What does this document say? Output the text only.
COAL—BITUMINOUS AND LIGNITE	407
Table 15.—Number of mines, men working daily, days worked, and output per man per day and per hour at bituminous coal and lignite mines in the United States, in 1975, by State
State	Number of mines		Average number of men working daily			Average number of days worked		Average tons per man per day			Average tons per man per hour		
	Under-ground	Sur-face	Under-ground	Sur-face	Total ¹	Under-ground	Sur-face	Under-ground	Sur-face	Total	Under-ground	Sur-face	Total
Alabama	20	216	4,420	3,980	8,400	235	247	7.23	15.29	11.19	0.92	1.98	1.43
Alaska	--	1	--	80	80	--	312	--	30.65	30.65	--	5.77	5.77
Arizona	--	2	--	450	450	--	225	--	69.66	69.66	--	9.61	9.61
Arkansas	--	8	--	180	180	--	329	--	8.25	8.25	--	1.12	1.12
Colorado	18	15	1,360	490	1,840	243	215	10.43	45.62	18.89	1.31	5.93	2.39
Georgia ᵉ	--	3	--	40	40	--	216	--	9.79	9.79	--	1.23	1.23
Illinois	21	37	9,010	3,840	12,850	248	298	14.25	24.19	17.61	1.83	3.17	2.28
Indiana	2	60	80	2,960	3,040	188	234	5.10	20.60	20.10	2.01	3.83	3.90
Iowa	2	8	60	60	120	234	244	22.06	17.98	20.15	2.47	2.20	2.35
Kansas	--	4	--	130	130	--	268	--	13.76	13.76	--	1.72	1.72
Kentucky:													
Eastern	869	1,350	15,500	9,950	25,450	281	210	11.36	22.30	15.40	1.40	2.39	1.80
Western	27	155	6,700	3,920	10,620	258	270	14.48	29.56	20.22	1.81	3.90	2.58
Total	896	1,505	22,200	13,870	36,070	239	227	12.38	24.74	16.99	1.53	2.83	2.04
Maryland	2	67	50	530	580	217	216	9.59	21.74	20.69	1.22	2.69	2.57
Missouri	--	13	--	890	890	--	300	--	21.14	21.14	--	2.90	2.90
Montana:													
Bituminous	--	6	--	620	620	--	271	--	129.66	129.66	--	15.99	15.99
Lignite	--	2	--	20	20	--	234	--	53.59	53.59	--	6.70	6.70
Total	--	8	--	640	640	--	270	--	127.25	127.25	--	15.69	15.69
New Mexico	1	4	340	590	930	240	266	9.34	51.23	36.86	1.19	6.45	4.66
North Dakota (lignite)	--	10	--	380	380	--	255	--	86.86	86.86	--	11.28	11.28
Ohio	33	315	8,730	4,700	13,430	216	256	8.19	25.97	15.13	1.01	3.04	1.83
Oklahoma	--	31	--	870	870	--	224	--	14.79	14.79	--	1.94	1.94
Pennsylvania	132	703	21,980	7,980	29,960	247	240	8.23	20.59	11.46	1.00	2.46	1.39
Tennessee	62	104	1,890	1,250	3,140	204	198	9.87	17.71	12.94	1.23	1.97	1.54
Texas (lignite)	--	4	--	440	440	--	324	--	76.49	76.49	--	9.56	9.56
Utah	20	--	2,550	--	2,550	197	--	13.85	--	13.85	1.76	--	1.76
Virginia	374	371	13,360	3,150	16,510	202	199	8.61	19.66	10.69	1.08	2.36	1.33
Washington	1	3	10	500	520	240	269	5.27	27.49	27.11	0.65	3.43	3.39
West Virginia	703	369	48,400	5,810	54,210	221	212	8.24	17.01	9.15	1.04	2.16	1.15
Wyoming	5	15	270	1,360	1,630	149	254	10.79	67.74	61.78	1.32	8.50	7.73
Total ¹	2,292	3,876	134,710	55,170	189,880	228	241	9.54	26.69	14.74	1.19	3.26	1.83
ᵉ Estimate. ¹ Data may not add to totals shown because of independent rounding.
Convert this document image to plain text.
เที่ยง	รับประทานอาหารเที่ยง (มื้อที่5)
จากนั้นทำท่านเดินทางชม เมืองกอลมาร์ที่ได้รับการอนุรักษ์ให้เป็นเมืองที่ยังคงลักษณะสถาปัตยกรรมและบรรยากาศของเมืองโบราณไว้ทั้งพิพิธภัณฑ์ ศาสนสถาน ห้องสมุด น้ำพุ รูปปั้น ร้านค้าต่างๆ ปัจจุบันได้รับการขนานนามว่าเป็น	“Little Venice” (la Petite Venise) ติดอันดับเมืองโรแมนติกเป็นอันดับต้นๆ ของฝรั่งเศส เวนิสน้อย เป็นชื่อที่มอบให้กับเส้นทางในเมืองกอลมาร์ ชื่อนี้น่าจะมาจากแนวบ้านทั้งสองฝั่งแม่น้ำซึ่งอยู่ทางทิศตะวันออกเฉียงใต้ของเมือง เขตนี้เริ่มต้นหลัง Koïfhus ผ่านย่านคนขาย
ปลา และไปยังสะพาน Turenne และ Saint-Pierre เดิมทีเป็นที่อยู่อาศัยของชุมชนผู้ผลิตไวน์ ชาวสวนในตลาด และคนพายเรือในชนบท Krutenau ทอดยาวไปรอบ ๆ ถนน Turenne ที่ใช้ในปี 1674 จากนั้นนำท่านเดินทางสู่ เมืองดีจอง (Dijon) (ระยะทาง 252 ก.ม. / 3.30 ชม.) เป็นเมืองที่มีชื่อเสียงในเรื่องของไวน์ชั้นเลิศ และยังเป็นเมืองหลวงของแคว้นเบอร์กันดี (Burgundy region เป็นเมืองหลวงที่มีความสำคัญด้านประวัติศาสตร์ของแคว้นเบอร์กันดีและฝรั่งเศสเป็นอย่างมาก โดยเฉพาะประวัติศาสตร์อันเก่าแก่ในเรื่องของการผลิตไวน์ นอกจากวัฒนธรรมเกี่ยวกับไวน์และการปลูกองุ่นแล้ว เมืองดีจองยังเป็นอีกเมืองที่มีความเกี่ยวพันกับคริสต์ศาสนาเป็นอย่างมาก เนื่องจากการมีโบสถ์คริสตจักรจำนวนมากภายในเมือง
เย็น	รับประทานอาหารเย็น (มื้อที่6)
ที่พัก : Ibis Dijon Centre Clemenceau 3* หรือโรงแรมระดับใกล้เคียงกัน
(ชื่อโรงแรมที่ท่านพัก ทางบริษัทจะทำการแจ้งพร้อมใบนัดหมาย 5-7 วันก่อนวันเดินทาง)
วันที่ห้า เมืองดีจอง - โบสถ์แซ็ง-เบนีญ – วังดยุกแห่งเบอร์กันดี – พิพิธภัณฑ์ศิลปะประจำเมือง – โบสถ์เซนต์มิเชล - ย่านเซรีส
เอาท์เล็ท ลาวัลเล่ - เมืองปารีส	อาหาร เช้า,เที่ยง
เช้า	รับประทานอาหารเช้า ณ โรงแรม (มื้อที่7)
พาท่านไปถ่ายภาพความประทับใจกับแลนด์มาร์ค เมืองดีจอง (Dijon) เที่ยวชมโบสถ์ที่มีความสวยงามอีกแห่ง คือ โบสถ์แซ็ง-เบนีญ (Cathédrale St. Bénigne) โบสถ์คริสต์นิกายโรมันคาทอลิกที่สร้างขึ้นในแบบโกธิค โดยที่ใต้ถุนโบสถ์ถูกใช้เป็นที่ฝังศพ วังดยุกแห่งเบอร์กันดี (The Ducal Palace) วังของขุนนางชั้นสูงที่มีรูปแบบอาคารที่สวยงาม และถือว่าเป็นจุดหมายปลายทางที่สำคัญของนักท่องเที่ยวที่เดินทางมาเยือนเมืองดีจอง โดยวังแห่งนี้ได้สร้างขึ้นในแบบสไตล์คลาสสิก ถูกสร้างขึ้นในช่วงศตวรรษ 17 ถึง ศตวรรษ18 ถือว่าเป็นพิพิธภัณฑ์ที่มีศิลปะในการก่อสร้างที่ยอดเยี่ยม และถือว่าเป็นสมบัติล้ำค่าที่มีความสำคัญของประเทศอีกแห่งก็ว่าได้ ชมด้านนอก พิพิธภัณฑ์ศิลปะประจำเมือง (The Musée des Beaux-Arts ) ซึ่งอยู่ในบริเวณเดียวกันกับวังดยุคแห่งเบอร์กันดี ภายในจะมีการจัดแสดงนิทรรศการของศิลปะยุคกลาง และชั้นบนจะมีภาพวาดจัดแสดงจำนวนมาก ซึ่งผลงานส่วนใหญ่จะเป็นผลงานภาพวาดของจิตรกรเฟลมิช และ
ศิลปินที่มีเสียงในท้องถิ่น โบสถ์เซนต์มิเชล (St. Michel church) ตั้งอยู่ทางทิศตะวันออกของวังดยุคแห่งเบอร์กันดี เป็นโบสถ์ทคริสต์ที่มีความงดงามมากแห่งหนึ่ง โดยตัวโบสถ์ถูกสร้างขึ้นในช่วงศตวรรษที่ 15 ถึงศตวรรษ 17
______
→ Requirements
List every line above that contains the word "text".

→ Worked solution
What does this document say? Output the text only.
Convert this document image to plain text.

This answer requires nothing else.